§ **Stated exercise**:
List, from the lines below, each one with "JSON" in it.

§ **Records to use**:
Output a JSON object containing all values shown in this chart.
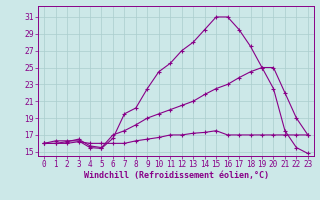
{
  "background_color": "#cce8e8",
  "grid_color": "#aacece",
  "line_color": "#880088",
  "xlabel": "Windchill (Refroidissement éolien,°C)",
  "xlim": [
    -0.5,
    23.5
  ],
  "ylim": [
    14.5,
    32.3
  ],
  "xticks": [
    0,
    1,
    2,
    3,
    4,
    5,
    6,
    7,
    8,
    9,
    10,
    11,
    12,
    13,
    14,
    15,
    16,
    17,
    18,
    19,
    20,
    21,
    22,
    23
  ],
  "yticks": [
    15,
    17,
    19,
    21,
    23,
    25,
    27,
    29,
    31
  ],
  "curve1_x": [
    0,
    1,
    2,
    3,
    4,
    5,
    6,
    7,
    8,
    9,
    10,
    11,
    12,
    13,
    14,
    15,
    16,
    17,
    18,
    19,
    20,
    21,
    22,
    23
  ],
  "curve1_y": [
    16.0,
    16.3,
    16.3,
    16.3,
    15.5,
    15.4,
    16.6,
    19.5,
    20.2,
    22.5,
    24.5,
    25.5,
    27.0,
    28.0,
    29.5,
    31.0,
    31.0,
    29.5,
    27.5,
    25.0,
    25.0,
    22.0,
    19.0,
    17.0
  ],
  "curve2_x": [
    0,
    1,
    2,
    3,
    4,
    5,
    6,
    7,
    8,
    9,
    10,
    11,
    12,
    13,
    14,
    15,
    16,
    17,
    18,
    19,
    20,
    21,
    22,
    23
  ],
  "curve2_y": [
    16.0,
    16.0,
    16.2,
    16.5,
    15.7,
    15.5,
    17.0,
    17.5,
    18.2,
    19.0,
    19.5,
    20.0,
    20.5,
    21.0,
    21.8,
    22.5,
    23.0,
    23.8,
    24.5,
    25.0,
    22.5,
    17.5,
    15.5,
    14.8
  ],
  "curve3_x": [
    0,
    1,
    2,
    3,
    4,
    5,
    6,
    7,
    8,
    9,
    10,
    11,
    12,
    13,
    14,
    15,
    16,
    17,
    18,
    19,
    20,
    21,
    22,
    23
  ],
  "curve3_y": [
    16.0,
    16.0,
    16.0,
    16.2,
    16.0,
    16.0,
    16.0,
    16.0,
    16.3,
    16.5,
    16.7,
    17.0,
    17.0,
    17.2,
    17.3,
    17.5,
    17.0,
    17.0,
    17.0,
    17.0,
    17.0,
    17.0,
    17.0,
    17.0
  ],
  "tick_fontsize": 5.5,
  "xlabel_fontsize": 6.0,
  "marker_size": 3.5,
  "line_width": 0.8
}
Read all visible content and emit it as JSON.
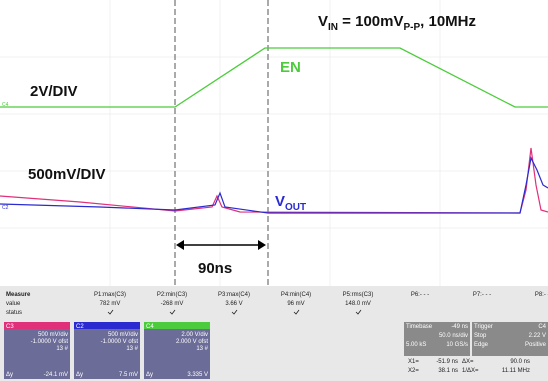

§ **Full solution**:
Output a JSON object containing all values shown in this chart.
Read all visible content and emit it as JSON.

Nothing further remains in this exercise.